## [Exercise]
Write the listing out again, all of it, word for word.
— Start of Records supplied —
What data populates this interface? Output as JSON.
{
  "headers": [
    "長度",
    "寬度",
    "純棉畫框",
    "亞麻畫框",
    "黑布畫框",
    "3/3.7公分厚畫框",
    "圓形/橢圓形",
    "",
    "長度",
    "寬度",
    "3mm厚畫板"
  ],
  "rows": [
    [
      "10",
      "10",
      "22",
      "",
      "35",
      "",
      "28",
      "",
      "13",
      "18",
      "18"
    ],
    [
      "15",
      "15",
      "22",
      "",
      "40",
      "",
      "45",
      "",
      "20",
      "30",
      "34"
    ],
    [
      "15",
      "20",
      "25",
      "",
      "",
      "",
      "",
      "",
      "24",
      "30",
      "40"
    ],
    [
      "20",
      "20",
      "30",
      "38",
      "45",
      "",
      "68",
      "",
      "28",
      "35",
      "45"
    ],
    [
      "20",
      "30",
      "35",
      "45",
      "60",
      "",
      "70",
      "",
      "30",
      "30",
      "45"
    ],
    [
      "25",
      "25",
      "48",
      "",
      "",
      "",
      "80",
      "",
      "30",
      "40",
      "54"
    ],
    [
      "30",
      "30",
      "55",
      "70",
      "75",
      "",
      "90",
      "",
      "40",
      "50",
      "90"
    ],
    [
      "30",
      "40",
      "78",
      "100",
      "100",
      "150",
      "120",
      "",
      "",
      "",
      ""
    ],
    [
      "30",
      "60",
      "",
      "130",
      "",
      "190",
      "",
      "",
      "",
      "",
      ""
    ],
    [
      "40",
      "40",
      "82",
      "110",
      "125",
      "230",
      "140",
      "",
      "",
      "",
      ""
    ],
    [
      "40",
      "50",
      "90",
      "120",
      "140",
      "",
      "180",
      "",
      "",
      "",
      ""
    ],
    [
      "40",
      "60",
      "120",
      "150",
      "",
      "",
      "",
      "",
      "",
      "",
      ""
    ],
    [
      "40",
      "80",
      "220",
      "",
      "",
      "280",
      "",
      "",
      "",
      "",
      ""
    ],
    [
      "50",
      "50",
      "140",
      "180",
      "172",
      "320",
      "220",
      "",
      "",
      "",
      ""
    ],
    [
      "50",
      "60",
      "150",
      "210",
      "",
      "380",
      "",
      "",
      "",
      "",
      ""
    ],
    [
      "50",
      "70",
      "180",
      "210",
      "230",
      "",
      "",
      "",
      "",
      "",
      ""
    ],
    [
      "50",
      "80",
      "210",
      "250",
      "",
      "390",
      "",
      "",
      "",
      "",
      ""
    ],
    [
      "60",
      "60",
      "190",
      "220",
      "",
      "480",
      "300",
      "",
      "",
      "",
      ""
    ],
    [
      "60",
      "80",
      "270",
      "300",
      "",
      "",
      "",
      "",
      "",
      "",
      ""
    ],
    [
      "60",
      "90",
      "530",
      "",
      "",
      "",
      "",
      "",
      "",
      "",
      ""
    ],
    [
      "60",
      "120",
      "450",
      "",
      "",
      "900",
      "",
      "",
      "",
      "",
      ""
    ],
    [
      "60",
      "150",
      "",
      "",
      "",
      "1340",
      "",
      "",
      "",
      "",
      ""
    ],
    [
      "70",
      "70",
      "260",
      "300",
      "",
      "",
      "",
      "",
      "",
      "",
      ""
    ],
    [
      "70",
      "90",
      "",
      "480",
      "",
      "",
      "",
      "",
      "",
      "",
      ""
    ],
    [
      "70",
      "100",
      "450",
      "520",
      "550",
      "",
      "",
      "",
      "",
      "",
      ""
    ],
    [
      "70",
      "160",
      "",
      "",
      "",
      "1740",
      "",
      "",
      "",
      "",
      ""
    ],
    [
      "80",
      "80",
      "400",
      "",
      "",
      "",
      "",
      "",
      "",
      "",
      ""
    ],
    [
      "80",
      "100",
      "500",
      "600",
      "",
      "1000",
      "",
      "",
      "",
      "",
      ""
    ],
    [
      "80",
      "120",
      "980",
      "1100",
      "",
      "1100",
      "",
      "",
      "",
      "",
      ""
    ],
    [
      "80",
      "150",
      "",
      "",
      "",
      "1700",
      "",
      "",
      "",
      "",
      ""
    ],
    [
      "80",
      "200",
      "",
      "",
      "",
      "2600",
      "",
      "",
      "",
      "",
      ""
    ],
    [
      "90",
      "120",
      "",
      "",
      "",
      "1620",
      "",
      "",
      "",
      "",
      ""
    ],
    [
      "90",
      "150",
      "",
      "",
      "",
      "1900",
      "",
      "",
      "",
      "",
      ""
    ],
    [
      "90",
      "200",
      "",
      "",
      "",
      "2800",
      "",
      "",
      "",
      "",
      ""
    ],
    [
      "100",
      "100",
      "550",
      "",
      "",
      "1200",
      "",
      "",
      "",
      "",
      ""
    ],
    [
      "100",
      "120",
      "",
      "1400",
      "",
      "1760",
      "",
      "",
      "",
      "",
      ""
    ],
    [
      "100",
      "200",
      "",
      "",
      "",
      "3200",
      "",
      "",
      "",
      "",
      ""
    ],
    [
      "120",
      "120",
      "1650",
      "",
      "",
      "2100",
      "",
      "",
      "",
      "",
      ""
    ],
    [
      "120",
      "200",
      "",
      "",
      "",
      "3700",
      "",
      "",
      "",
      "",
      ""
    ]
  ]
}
— End of Records supplied —
## [Exercise solution]
What data populates this interface? Output as JSON.
{
  "headers": [
    "長度",
    "寬度",
    "純棉畫框",
    "亞麻畫框",
    "黑布畫框",
    "3/3.7公分厚畫框",
    "圓形/橢圓形",
    "",
    "長度",
    "寬度",
    "3mm厚畫板"
  ],
  "rows": [
    [
      "10",
      "10",
      "22",
      "",
      "35",
      "",
      "28",
      "",
      "13",
      "18",
      "18"
    ],
    [
      "15",
      "15",
      "22",
      "",
      "40",
      "",
      "45",
      "",
      "20",
      "30",
      "34"
    ],
    [
      "15",
      "20",
      "25",
      "",
      "",
      "",
      "",
      "",
      "24",
      "30",
      "40"
    ],
    [
      "20",
      "20",
      "30",
      "38",
      "45",
      "",
      "68",
      "",
      "28",
      "35",
      "45"
    ],
    [
      "20",
      "30",
      "35",
      "45",
      "60",
      "",
      "70",
      "",
      "30",
      "30",
      "45"
    ],
    [
      "25",
      "25",
      "48",
      "",
      "",
      "",
      "80",
      "",
      "30",
      "40",
      "54"
    ],
    [
      "30",
      "30",
      "55",
      "70",
      "75",
      "",
      "90",
      "",
      "40",
      "50",
      "90"
    ],
    [
      "30",
      "40",
      "78",
      "100",
      "100",
      "150",
      "120",
      "",
      "",
      "",
      ""
    ],
    [
      "30",
      "60",
      "",
      "130",
      "",
      "190",
      "",
      "",
      "",
      "",
      ""
    ],
    [
      "40",
      "40",
      "82",
      "110",
      "125",
      "230",
      "140",
      "",
      "",
      "",
      ""
    ],
    [
      "40",
      "50",
      "90",
      "120",
      "140",
      "",
      "180",
      "",
      "",
      "",
      ""
    ],
    [
      "40",
      "60",
      "120",
      "150",
      "",
      "",
      "",
      "",
      "",
      "",
      ""
    ],
    [
      "40",
      "80",
      "220",
      "",
      "",
      "280",
      "",
      "",
      "",
      "",
      ""
    ],
    [
      "50",
      "50",
      "140",
      "180",
      "172",
      "320",
      "220",
      "",
      "",
      "",
      ""
    ],
    [
      "50",
      "60",
      "150",
      "210",
      "",
      "380",
      "",
      "",
      "",
      "",
      ""
    ],
    [
      "50",
      "70",
      "180",
      "210",
      "230",
      "",
      "",
      "",
      "",
      "",
      ""
    ],
    [
      "50",
      "80",
      "210",
      "250",
      "",
      "390",
      "",
      "",
      "",
      "",
      ""
    ],
    [
      "60",
      "60",
      "190",
      "220",
      "",
      "480",
      "300",
      "",
      "",
      "",
      ""
    ],
    [
      "60",
      "80",
      "270",
      "300",
      "",
      "",
      "",
      "",
      "",
      "",
      ""
    ],
    [
      "60",
      "90",
      "530",
      "",
      "",
      "",
      "",
      "",
      "",
      "",
      ""
    ],
    [
      "60",
      "120",
      "450",
      "",
      "",
      "900",
      "",
      "",
      "",
      "",
      ""
    ],
    [
      "60",
      "150",
      "",
      "",
      "",
      "1340",
      "",
      "",
      "",
      "",
      ""
    ],
    [
      "70",
      "70",
      "260",
      "300",
      "",
      "",
      "",
      "",
      "",
      "",
      ""
    ],
    [
      "70",
      "90",
      "",
      "480",
      "",
      "",
      "",
      "",
      "",
      "",
      ""
    ],
    [
      "70",
      "100",
      "450",
      "520",
      "550",
      "",
      "",
      "",
      "",
      "",
      ""
    ],
    [
      "70",
      "160",
      "",
      "",
      "",
      "1740",
      "",
      "",
      "",
      "",
      ""
    ],
    [
      "80",
      "80",
      "400",
      "",
      "",
      "",
      "",
      "",
      "",
      "",
      ""
    ],
    [
      "80",
      "100",
      "500",
      "600",
      "",
      "1000",
      "",
      "",
      "",
      "",
      ""
    ],
    [
      "80",
      "120",
      "980",
      "1100",
      "",
      "1100",
      "",
      "",
      "",
      "",
      ""
    ],
    [
      "80",
      "150",
      "",
      "",
      "",
      "1700",
      "",
      "",
      "",
      "",
      ""
    ],
    [
      "80",
      "200",
      "",
      "",
      "",
      "2600",
      "",
      "",
      "",
      "",
      ""
    ],
    [
      "90",
      "120",
      "",
      "",
      "",
      "1620",
      "",
      "",
      "",
      "",
      ""
    ],
    [
      "90",
      "150",
      "",
      "",
      "",
      "1900",
      "",
      "",
      "",
      "",
      ""
    ],
    [
      "90",
      "200",
      "",
      "",
      "",
      "2800",
      "",
      "",
      "",
      "",
      ""
    ],
    [
      "100",
      "100",
      "550",
      "",
      "",
      "1200",
      "",
      "",
      "",
      "",
      ""
    ],
    [
      "100",
      "120",
      "",
      "1400",
      "",
      "1760",
      "",
      "",
      "",
      "",
      ""
    ],
    [
      "100",
      "200",
      "",
      "",
      "",
      "3200",
      "",
      "",
      "",
      "",
      ""
    ],
    [
      "120",
      "120",
      "1650",
      "",
      "",
      "2100",
      "",
      "",
      "",
      "",
      ""
    ],
    [
      "120",
      "200",
      "",
      "",
      "",
      "3700",
      "",
      "",
      "",
      "",
      ""
    ]
  ]
}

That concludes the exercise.